- REQUEST -
Repeat the entries that follow verbatim, without any of their pictures.

━━━ EXERCISE MATERIAL

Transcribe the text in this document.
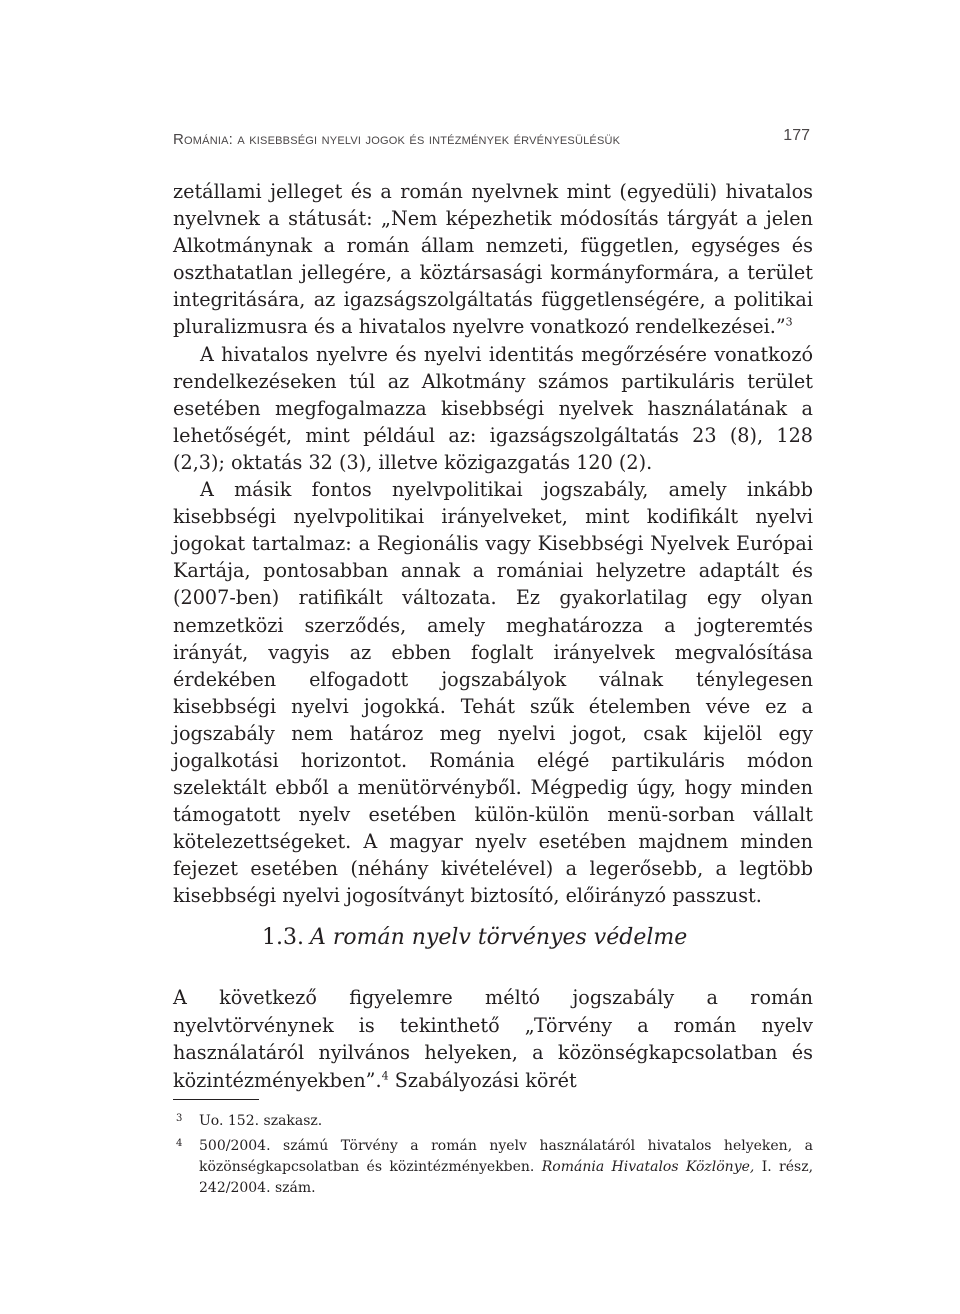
Románia: a kisebbségi nyelvi jogok és intézmények érvényesülésük	177

zetállami jelleget és a román nyelvnek mint (egyedüli) hivatalos nyelvnek a státusát: „Nem képezhetik módosítás tárgyát a jelen Alkotmánynak a román állam nemzeti, független, egységes és oszthatatlan jellegére, a köztársasági kormányformára, a terület integritására, az igazságszolgáltatás függetlenségére, a politikai pluralizmusra és a hivatalos nyelvre vonatkozó rendelkezései.”$^3$

A hivatalos nyelvre és nyelvi identitás megőrzésére vonatkozó rendelkezéseken túl az Alkotmány számos partikuláris terület esetében megfogalmazza kisebbségi nyelvek használatának a lehetőségét, mint például az: igazságszolgáltatás 23 (8), 128 (2,3); oktatás 32 (3), illetve közigazgatás 120 (2).

A másik fontos nyelvpolitikai jogszabály, amely inkább kisebbségi nyelvpolitikai irányelveket, mint kodifikált nyelvi jogokat tartalmaz: a Regionális vagy Kisebbségi Nyelvek Európai Kartája, pontosabban annak a romániai helyzetre adaptált és (2007-ben) ratifikált változata. Ez gyakorlatilag egy olyan nemzetközi szerződés, amely meghatározza a jogteremtés irányát, vagyis az ebben foglalt irányelvek megvalósítása érdekében elfogadott jogszabályok válnak ténylegesen kisebbségi nyelvi jogokká. Tehát szűk ételemben véve ez a jogszabály nem határoz meg nyelvi jogot, csak kijelöl egy jogalkotási horizontot. Románia elégé partikuláris módon szelektált ebből a menütörvényből. Mégpedig úgy, hogy minden támogatott nyelv esetében külön-külön menü-sorban vállalt kötelezettségeket. A magyar nyelv esetében majdnem minden fejezet esetében (néhány kivételével) a legerősebb, a legtöbb kisebbségi nyelvi jogosítványt biztosító, előirányzó passzust.

1.3. A román nyelv törvényes védelme

A következő figyelemre méltó jogszabály a román nyelvtörvénynek is tekinthető „Törvény a román nyelv használatáról nyilvános helyeken, a közönségkapcsolatban és közintézményekben”.$^4$ Szabályozási körét

3 Uo. 152. szakasz.
4 500/2004. számú Törvény a román nyelv használatáról hivatalos helyeken, a közönségkapcsolatban és közintézményekben. Románia Hivatalos Közlönye, I. rész, 242/2004. szám.
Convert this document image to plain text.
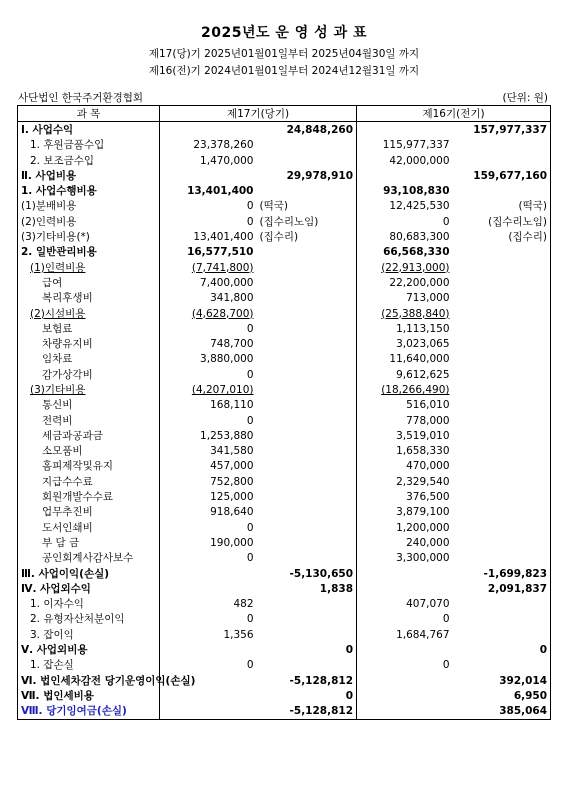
2025년도 운 영 성 과 표
제17(당)기 2025년01월01일부터 2025년04월30일 까지
제16(전)기 2024년01월01일부터 2024년12월31일 까지
사단법인 한국주거환경협회	(단위: 원)
과 목	제17기(당기)		제16기(전기)	
Ⅰ. 사업수익		24,848,260		157,977,337
1. 후원금품수입	23,378,260		115,977,337	
2. 보조금수입	1,470,000		42,000,000	
Ⅱ. 사업비용		29,978,910		159,677,160
1. 사업수행비용	13,401,400		93,108,830	
(1)분배비용	0	(떡국)	12,425,530	(떡국)
(2)인력비용	0	(집수리노임)	0	(집수리노임)
(3)기타비용(*)	13,401,400	(집수리)	80,683,300	(집수리)
2. 일반관리비용	16,577,510		66,568,330	
(1)인력비용	(7,741,800)		(22,913,000)	
급여	7,400,000		22,200,000	
복리후생비	341,800		713,000	
(2)시설비용	(4,628,700)		(25,388,840)	
보험료	0		1,113,150	
차량유지비	748,700		3,023,065	
임차료	3,880,000		11,640,000	
감가상각비	0		9,612,625	
(3)기타비용	(4,207,010)		(18,266,490)	
통신비	168,110		516,010	
전력비	0		778,000	
세금과공과금	1,253,880		3,519,010	
소모품비	341,580		1,658,330	
홈피제작및유지	457,000		470,000	
지급수수료	752,800		2,329,540	
회원개발수수료	125,000		376,500	
업무추진비	918,640		3,879,100	
도서인쇄비	0		1,200,000	
부 담 금	190,000		240,000	
공인회계사감사보수	0		3,300,000	
Ⅲ. 사업이익(손실)		-5,130,650		-1,699,823
Ⅳ. 사업외수익		1,838		2,091,837
1. 이자수익	482		407,070	
2. 유형자산처분이익	0		0	
3. 잡이익	1,356		1,684,767	
Ⅴ. 사업외비용		0		0
1. 잡손실	0		0	
Ⅵ. 법인세차감전 당기운영이익(손실)		-5,128,812		392,014
Ⅶ. 법인세비용		0		6,950
Ⅷ. 당기잉여금(손실)		-5,128,812		385,064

━━━━━━

- THE RESPONSE -
Transcribe the text in this document.
Románia: a kisebbségi nyelvi jogok és intézmények érvényesülésük	177

zetállami jelleget és a román nyelvnek mint (egyedüli) hivatalos nyelvnek a státusát: „Nem képezhetik módosítás tárgyát a jelen Alkotmánynak a román állam nemzeti, független, egységes és oszthatatlan jellegére, a köztársasági kormányformára, a terület integritására, az igazságszolgáltatás függetlenségére, a politikai pluralizmusra és a hivatalos nyelvre vonatkozó rendelkezései.”$^3$

A hivatalos nyelvre és nyelvi identitás megőrzésére vonatkozó rendelkezéseken túl az Alkotmány számos partikuláris terület esetében megfogalmazza kisebbségi nyelvek használatának a lehetőségét, mint például az: igazságszolgáltatás 23 (8), 128 (2,3); oktatás 32 (3), illetve közigazgatás 120 (2).

A másik fontos nyelvpolitikai jogszabály, amely inkább kisebbségi nyelvpolitikai irányelveket, mint kodifikált nyelvi jogokat tartalmaz: a Regionális vagy Kisebbségi Nyelvek Európai Kartája, pontosabban annak a romániai helyzetre adaptált és (2007-ben) ratifikált változata. Ez gyakorlatilag egy olyan nemzetközi szerződés, amely meghatározza a jogteremtés irányát, vagyis az ebben foglalt irányelvek megvalósítása érdekében elfogadott jogszabályok válnak ténylegesen kisebbségi nyelvi jogokká. Tehát szűk ételemben véve ez a jogszabály nem határoz meg nyelvi jogot, csak kijelöl egy jogalkotási horizontot. Románia elégé partikuláris módon szelektált ebből a menütörvényből. Mégpedig úgy, hogy minden támogatott nyelv esetében külön-külön menü-sorban vállalt kötelezettségeket. A magyar nyelv esetében majdnem minden fejezet esetében (néhány kivételével) a legerősebb, a legtöbb kisebbségi nyelvi jogosítványt biztosító, előirányzó passzust.

1.3. A román nyelv törvényes védelme

A következő figyelemre méltó jogszabály a román nyelvtörvénynek is tekinthető „Törvény a román nyelv használatáról nyilvános helyeken, a közönségkapcsolatban és közintézményekben”.$^4$ Szabályozási körét

3 Uo. 152. szakasz.
4 500/2004. számú Törvény a román nyelv használatáról hivatalos helyeken, a közönségkapcsolatban és közintézményekben. Románia Hivatalos Közlönye, I. rész, 242/2004. szám.
Convert this document image to plain text.
2025년도 운 영 성 과 표
제17(당)기 2025년01월01일부터 2025년04월30일 까지
제16(전)기 2024년01월01일부터 2024년12월31일 까지
사단법인 한국주거환경협회	(단위: 원)
과 목	제17기(당기)		제16기(전기)	
Ⅰ. 사업수익		24,848,260		157,977,337
1. 후원금품수입	23,378,260		115,977,337	
2. 보조금수입	1,470,000		42,000,000	
Ⅱ. 사업비용		29,978,910		159,677,160
1. 사업수행비용	13,401,400		93,108,830	
(1)분배비용	0	(떡국)	12,425,530	(떡국)
(2)인력비용	0	(집수리노임)	0	(집수리노임)
(3)기타비용(*)	13,401,400	(집수리)	80,683,300	(집수리)
2. 일반관리비용	16,577,510		66,568,330	
(1)인력비용	(7,741,800)		(22,913,000)	
급여	7,400,000		22,200,000	
복리후생비	341,800		713,000	
(2)시설비용	(4,628,700)		(25,388,840)	
보험료	0		1,113,150	
차량유지비	748,700		3,023,065	
임차료	3,880,000		11,640,000	
감가상각비	0		9,612,625	
(3)기타비용	(4,207,010)		(18,266,490)	
통신비	168,110		516,010	
전력비	0		778,000	
세금과공과금	1,253,880		3,519,010	
소모품비	341,580		1,658,330	
홈피제작및유지	457,000		470,000	
지급수수료	752,800		2,329,540	
회원개발수수료	125,000		376,500	
업무추진비	918,640		3,879,100	
도서인쇄비	0		1,200,000	
부 담 금	190,000		240,000	
공인회계사감사보수	0		3,300,000	
Ⅲ. 사업이익(손실)		-5,130,650		-1,699,823
Ⅳ. 사업외수익		1,838		2,091,837
1. 이자수익	482		407,070	
2. 유형자산처분이익	0		0	
3. 잡이익	1,356		1,684,767	
Ⅴ. 사업외비용		0		0
1. 잡손실	0		0	
Ⅵ. 법인세차감전 당기운영이익(손실)		-5,128,812		392,014
Ⅶ. 법인세비용		0		6,950
Ⅷ. 당기잉여금(손실)		-5,128,812		385,064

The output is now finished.